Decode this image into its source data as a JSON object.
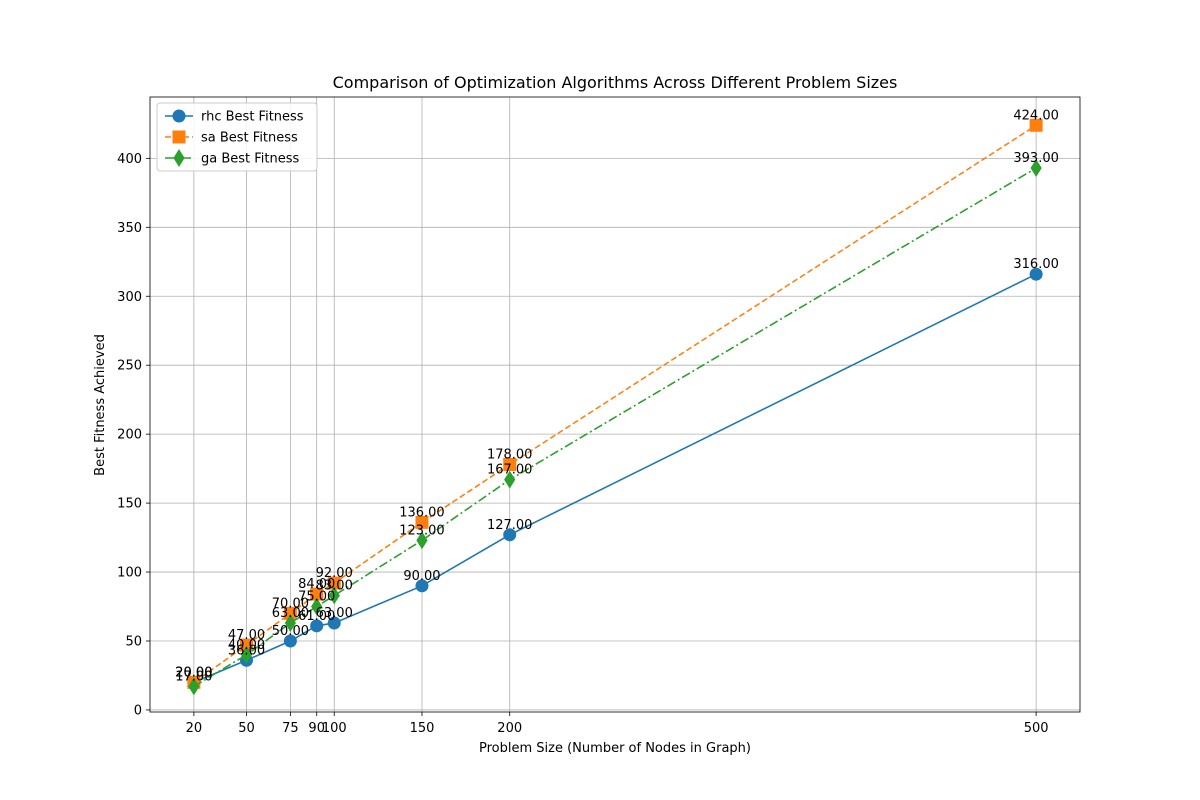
{
  "chart_data": {
    "type": "line",
    "title": "Comparison of Optimization Algorithms Across Different Problem Sizes",
    "xlabel": "Problem Size (Number of Nodes in Graph)",
    "ylabel": "Best Fitness Achieved",
    "x": [
      20,
      50,
      75,
      90,
      100,
      150,
      200,
      500
    ],
    "x_ticks": [
      "20",
      "50",
      "75",
      "90",
      "100",
      "150",
      "200",
      "500"
    ],
    "y_ticks": [
      "0",
      "50",
      "100",
      "150",
      "200",
      "250",
      "300",
      "350",
      "400"
    ],
    "xlim": [
      -5,
      525
    ],
    "ylim": [
      -1.5,
      444.5
    ],
    "grid": true,
    "legend_position": "upper-left",
    "series": [
      {
        "name": "rhc Best Fitness",
        "values": [
          20,
          36,
          50,
          61,
          63,
          90,
          127,
          316
        ],
        "labels": [
          "20.00",
          "36.00",
          "50.00",
          "61.00",
          "63.00",
          "90.00",
          "127.00",
          "316.00"
        ],
        "color": "#1f77b4",
        "line_style": "solid",
        "marker": "circle"
      },
      {
        "name": "sa Best Fitness",
        "values": [
          20,
          47,
          70,
          84,
          92,
          136,
          178,
          424
        ],
        "labels": [
          "20.00",
          "47.00",
          "70.00",
          "84.00",
          "92.00",
          "136.00",
          "178.00",
          "424.00"
        ],
        "color": "#ff7f0e",
        "line_style": "dashed",
        "marker": "square"
      },
      {
        "name": "ga Best Fitness",
        "values": [
          17,
          40,
          63,
          75,
          83,
          123,
          167,
          393
        ],
        "labels": [
          "17.00",
          "40.00",
          "63.00",
          "75.00",
          "83.00",
          "123.00",
          "167.00",
          "393.00"
        ],
        "color": "#2ca02c",
        "line_style": "dashdot",
        "marker": "diamond"
      }
    ]
  }
}
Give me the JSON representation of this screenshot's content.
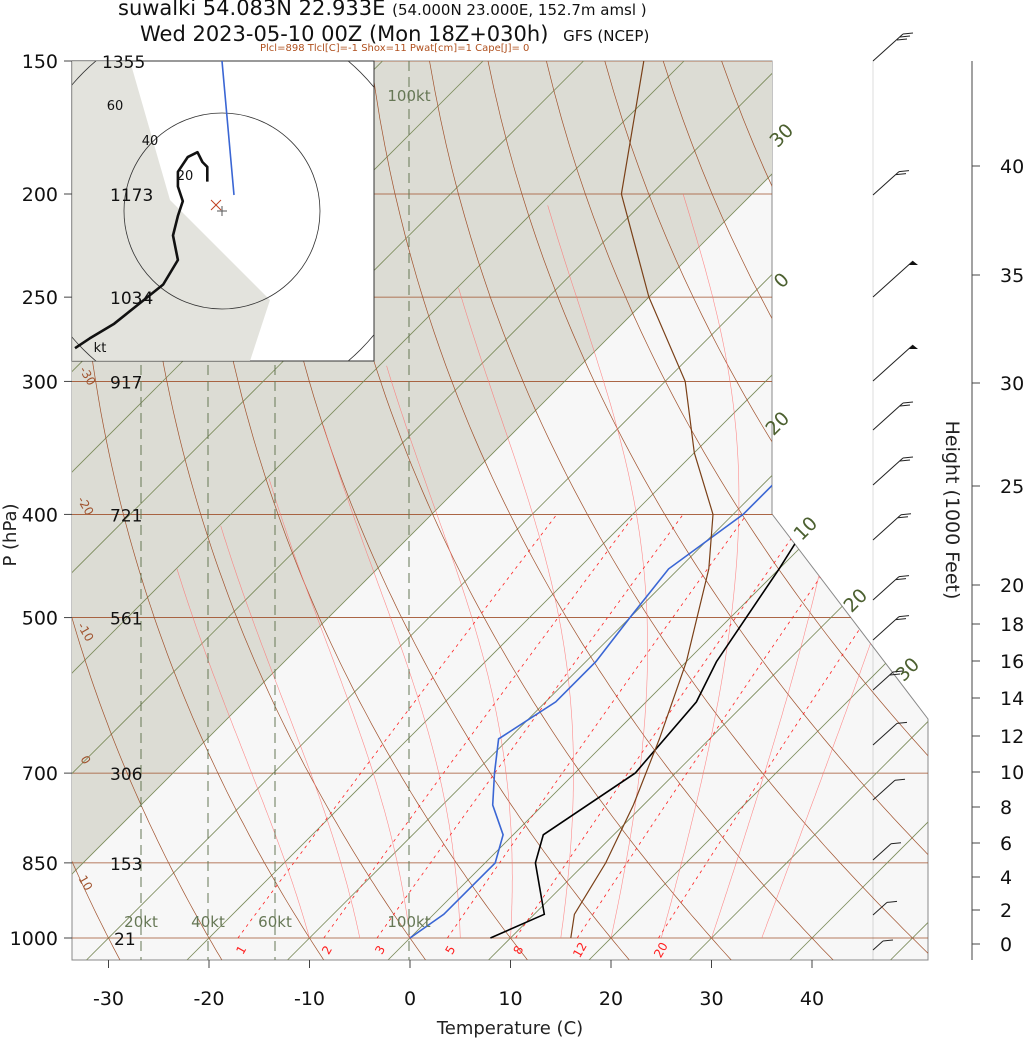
{
  "header": {
    "station": "suwalki 54.083N 22.933E",
    "grid_point": "(54.000N 23.000E, 152.7m amsl )",
    "valid": "Wed 2023-05-10 00Z (Mon 18Z+030h)",
    "model": "GFS (NCEP)",
    "indices": "Plcl=898 Tlcl[C]=-1 Shox=11 Pwat[cm]=1 Cape[J]= 0"
  },
  "colors": {
    "temperature": "#000000",
    "dewpoint": "#3a66d4",
    "dry_adiabat": "#a0522d",
    "moist_adiabat": "#ff7070",
    "isotherm": "#7a8a5a",
    "mixing_ratio": "#ff2020",
    "shading": "#dcdcd4"
  },
  "chart_data": [
    {
      "type": "line",
      "title": "Skew-T log-P",
      "xlabel": "Temperature (C)",
      "ylabel": "P (hPa)",
      "ylabel_right": "Height (1000 Feet)",
      "x_ticks": [
        "-30",
        "-20",
        "-10",
        "0",
        "10",
        "20",
        "30",
        "40"
      ],
      "xlim": [
        -33,
        46
      ],
      "ylim": [
        1000,
        150
      ],
      "pressure_levels": [
        {
          "p": 150,
          "label": "150",
          "height_m": "1355"
        },
        {
          "p": 200,
          "label": "200",
          "height_m": "1173"
        },
        {
          "p": 250,
          "label": "250",
          "height_m": "1034"
        },
        {
          "p": 300,
          "label": "300",
          "height_m": "917"
        },
        {
          "p": 400,
          "label": "400",
          "height_m": "721"
        },
        {
          "p": 500,
          "label": "500",
          "height_m": "561"
        },
        {
          "p": 700,
          "label": "700",
          "height_m": "306"
        },
        {
          "p": 850,
          "label": "850",
          "height_m": "153"
        },
        {
          "p": 1000,
          "label": "1000",
          "height_m": "21"
        }
      ],
      "height_ticks_kft": [
        "0",
        "2",
        "4",
        "6",
        "8",
        "10",
        "12",
        "14",
        "16",
        "18",
        "20",
        "25",
        "30",
        "35",
        "40"
      ],
      "series": [
        {
          "name": "temperature",
          "points": [
            [
              8,
              1000
            ],
            [
              11,
              950
            ],
            [
              5,
              850
            ],
            [
              3,
              800
            ],
            [
              6,
              700
            ],
            [
              5,
              600
            ],
            [
              3,
              550
            ],
            [
              0,
              450
            ],
            [
              -2,
              400
            ],
            [
              -5,
              350
            ],
            [
              -8,
              300
            ],
            [
              -13,
              250
            ],
            [
              -6,
              200
            ],
            [
              3,
              150
            ]
          ]
        },
        {
          "name": "dewpoint",
          "points": [
            [
              0,
              1000
            ],
            [
              1,
              950
            ],
            [
              1,
              850
            ],
            [
              -1,
              800
            ],
            [
              -5,
              750
            ],
            [
              -8,
              700
            ],
            [
              -11,
              650
            ],
            [
              -9,
              600
            ],
            [
              -9,
              550
            ],
            [
              -10,
              500
            ],
            [
              -11,
              450
            ],
            [
              -9,
              400
            ],
            [
              -9,
              350
            ],
            [
              -10,
              300
            ],
            [
              -15,
              250
            ],
            [
              -23,
              200
            ],
            [
              -25,
              150
            ]
          ]
        },
        {
          "name": "parcel",
          "points": [
            [
              16,
              1000
            ],
            [
              14,
              950
            ],
            [
              12,
              850
            ],
            [
              9,
              750
            ],
            [
              5,
              650
            ],
            [
              0,
              550
            ],
            [
              -7,
              450
            ],
            [
              -12,
              400
            ],
            [
              -20,
              350
            ],
            [
              -28,
              300
            ],
            [
              -40,
              250
            ],
            [
              -53,
              200
            ],
            [
              -64,
              150
            ]
          ]
        }
      ],
      "isotherm_labels": [
        "-30",
        "-20",
        "-10",
        "0",
        "10",
        "20",
        "30",
        "0",
        "10",
        "20"
      ],
      "mixing_ratio_labels": [
        "1",
        "2",
        "3",
        "5",
        "8",
        "12",
        "20"
      ],
      "windbarb_scale_labels": [
        "20kt",
        "40kt",
        "60kt",
        "100kt"
      ]
    },
    {
      "type": "scatter",
      "title": "hodograph",
      "units": "kt",
      "ring_labels": [
        "20",
        "40",
        "60"
      ],
      "points": [
        [
          -30,
          -28
        ],
        [
          -27,
          -26
        ],
        [
          -22,
          -23
        ],
        [
          -17,
          -19
        ],
        [
          -12,
          -15
        ],
        [
          -9,
          -10
        ],
        [
          -10,
          -5
        ],
        [
          -9,
          -1
        ],
        [
          -8,
          2
        ],
        [
          -9,
          5
        ],
        [
          -9,
          8
        ],
        [
          -7,
          11
        ],
        [
          -5,
          12
        ],
        [
          -4,
          10
        ],
        [
          -3,
          9
        ],
        [
          -3,
          6
        ]
      ]
    }
  ]
}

++++++++++++++++++++

Instruction | Omit the pictures. Transcribe every record exactly.

The reply |
Decode this image into its source data as a JSON object.
{
  "chart_data": {
    "type": "line",
    "title": "Comparison of Optimization Algorithms Across Different Problem Sizes",
    "xlabel": "Problem Size (Number of Nodes in Graph)",
    "ylabel": "Best Fitness Achieved",
    "x": [
      20,
      50,
      75,
      90,
      100,
      150,
      200,
      500
    ],
    "x_ticks": [
      "20",
      "50",
      "75",
      "90",
      "100",
      "150",
      "200",
      "500"
    ],
    "y_ticks": [
      "0",
      "50",
      "100",
      "150",
      "200",
      "250",
      "300",
      "350",
      "400"
    ],
    "xlim": [
      -5,
      525
    ],
    "ylim": [
      -1.5,
      444.5
    ],
    "grid": true,
    "legend_position": "upper-left",
    "series": [
      {
        "name": "rhc Best Fitness",
        "values": [
          20,
          36,
          50,
          61,
          63,
          90,
          127,
          316
        ],
        "labels": [
          "20.00",
          "36.00",
          "50.00",
          "61.00",
          "63.00",
          "90.00",
          "127.00",
          "316.00"
        ],
        "color": "#1f77b4",
        "line_style": "solid",
        "marker": "circle"
      },
      {
        "name": "sa Best Fitness",
        "values": [
          20,
          47,
          70,
          84,
          92,
          136,
          178,
          424
        ],
        "labels": [
          "20.00",
          "47.00",
          "70.00",
          "84.00",
          "92.00",
          "136.00",
          "178.00",
          "424.00"
        ],
        "color": "#ff7f0e",
        "line_style": "dashed",
        "marker": "square"
      },
      {
        "name": "ga Best Fitness",
        "values": [
          17,
          40,
          63,
          75,
          83,
          123,
          167,
          393
        ],
        "labels": [
          "17.00",
          "40.00",
          "63.00",
          "75.00",
          "83.00",
          "123.00",
          "167.00",
          "393.00"
        ],
        "color": "#2ca02c",
        "line_style": "dashdot",
        "marker": "diamond"
      }
    ]
  }
}
Give me the JSON representation of this screenshot's content.
{
  "header": {
    "station": "suwalki 54.083N 22.933E",
    "grid_point": "(54.000N 23.000E, 152.7m amsl )",
    "valid": "Wed 2023-05-10 00Z (Mon 18Z+030h)",
    "model": "GFS (NCEP)",
    "indices": "Plcl=898 Tlcl[C]=-1 Shox=11 Pwat[cm]=1 Cape[J]= 0"
  },
  "colors": {
    "temperature": "#000000",
    "dewpoint": "#3a66d4",
    "dry_adiabat": "#a0522d",
    "moist_adiabat": "#ff7070",
    "isotherm": "#7a8a5a",
    "mixing_ratio": "#ff2020",
    "shading": "#dcdcd4"
  },
  "chart_data": [
    {
      "type": "line",
      "title": "Skew-T log-P",
      "xlabel": "Temperature (C)",
      "ylabel": "P (hPa)",
      "ylabel_right": "Height (1000 Feet)",
      "x_ticks": [
        "-30",
        "-20",
        "-10",
        "0",
        "10",
        "20",
        "30",
        "40"
      ],
      "xlim": [
        -33,
        46
      ],
      "ylim": [
        1000,
        150
      ],
      "pressure_levels": [
        {
          "p": 150,
          "label": "150",
          "height_m": "1355"
        },
        {
          "p": 200,
          "label": "200",
          "height_m": "1173"
        },
        {
          "p": 250,
          "label": "250",
          "height_m": "1034"
        },
        {
          "p": 300,
          "label": "300",
          "height_m": "917"
        },
        {
          "p": 400,
          "label": "400",
          "height_m": "721"
        },
        {
          "p": 500,
          "label": "500",
          "height_m": "561"
        },
        {
          "p": 700,
          "label": "700",
          "height_m": "306"
        },
        {
          "p": 850,
          "label": "850",
          "height_m": "153"
        },
        {
          "p": 1000,
          "label": "1000",
          "height_m": "21"
        }
      ],
      "height_ticks_kft": [
        "0",
        "2",
        "4",
        "6",
        "8",
        "10",
        "12",
        "14",
        "16",
        "18",
        "20",
        "25",
        "30",
        "35",
        "40"
      ],
      "series": [
        {
          "name": "temperature",
          "points": [
            [
              8,
              1000
            ],
            [
              11,
              950
            ],
            [
              5,
              850
            ],
            [
              3,
              800
            ],
            [
              6,
              700
            ],
            [
              5,
              600
            ],
            [
              3,
              550
            ],
            [
              0,
              450
            ],
            [
              -2,
              400
            ],
            [
              -5,
              350
            ],
            [
              -8,
              300
            ],
            [
              -13,
              250
            ],
            [
              -6,
              200
            ],
            [
              3,
              150
            ]
          ]
        },
        {
          "name": "dewpoint",
          "points": [
            [
              0,
              1000
            ],
            [
              1,
              950
            ],
            [
              1,
              850
            ],
            [
              -1,
              800
            ],
            [
              -5,
              750
            ],
            [
              -8,
              700
            ],
            [
              -11,
              650
            ],
            [
              -9,
              600
            ],
            [
              -9,
              550
            ],
            [
              -10,
              500
            ],
            [
              -11,
              450
            ],
            [
              -9,
              400
            ],
            [
              -9,
              350
            ],
            [
              -10,
              300
            ],
            [
              -15,
              250
            ],
            [
              -23,
              200
            ],
            [
              -25,
              150
            ]
          ]
        },
        {
          "name": "parcel",
          "points": [
            [
              16,
              1000
            ],
            [
              14,
              950
            ],
            [
              12,
              850
            ],
            [
              9,
              750
            ],
            [
              5,
              650
            ],
            [
              0,
              550
            ],
            [
              -7,
              450
            ],
            [
              -12,
              400
            ],
            [
              -20,
              350
            ],
            [
              -28,
              300
            ],
            [
              -40,
              250
            ],
            [
              -53,
              200
            ],
            [
              -64,
              150
            ]
          ]
        }
      ],
      "isotherm_labels": [
        "-30",
        "-20",
        "-10",
        "0",
        "10",
        "20",
        "30",
        "0",
        "10",
        "20"
      ],
      "mixing_ratio_labels": [
        "1",
        "2",
        "3",
        "5",
        "8",
        "12",
        "20"
      ],
      "windbarb_scale_labels": [
        "20kt",
        "40kt",
        "60kt",
        "100kt"
      ]
    },
    {
      "type": "scatter",
      "title": "hodograph",
      "units": "kt",
      "ring_labels": [
        "20",
        "40",
        "60"
      ],
      "points": [
        [
          -30,
          -28
        ],
        [
          -27,
          -26
        ],
        [
          -22,
          -23
        ],
        [
          -17,
          -19
        ],
        [
          -12,
          -15
        ],
        [
          -9,
          -10
        ],
        [
          -10,
          -5
        ],
        [
          -9,
          -1
        ],
        [
          -8,
          2
        ],
        [
          -9,
          5
        ],
        [
          -9,
          8
        ],
        [
          -7,
          11
        ],
        [
          -5,
          12
        ],
        [
          -4,
          10
        ],
        [
          -3,
          9
        ],
        [
          -3,
          6
        ]
      ]
    }
  ]
}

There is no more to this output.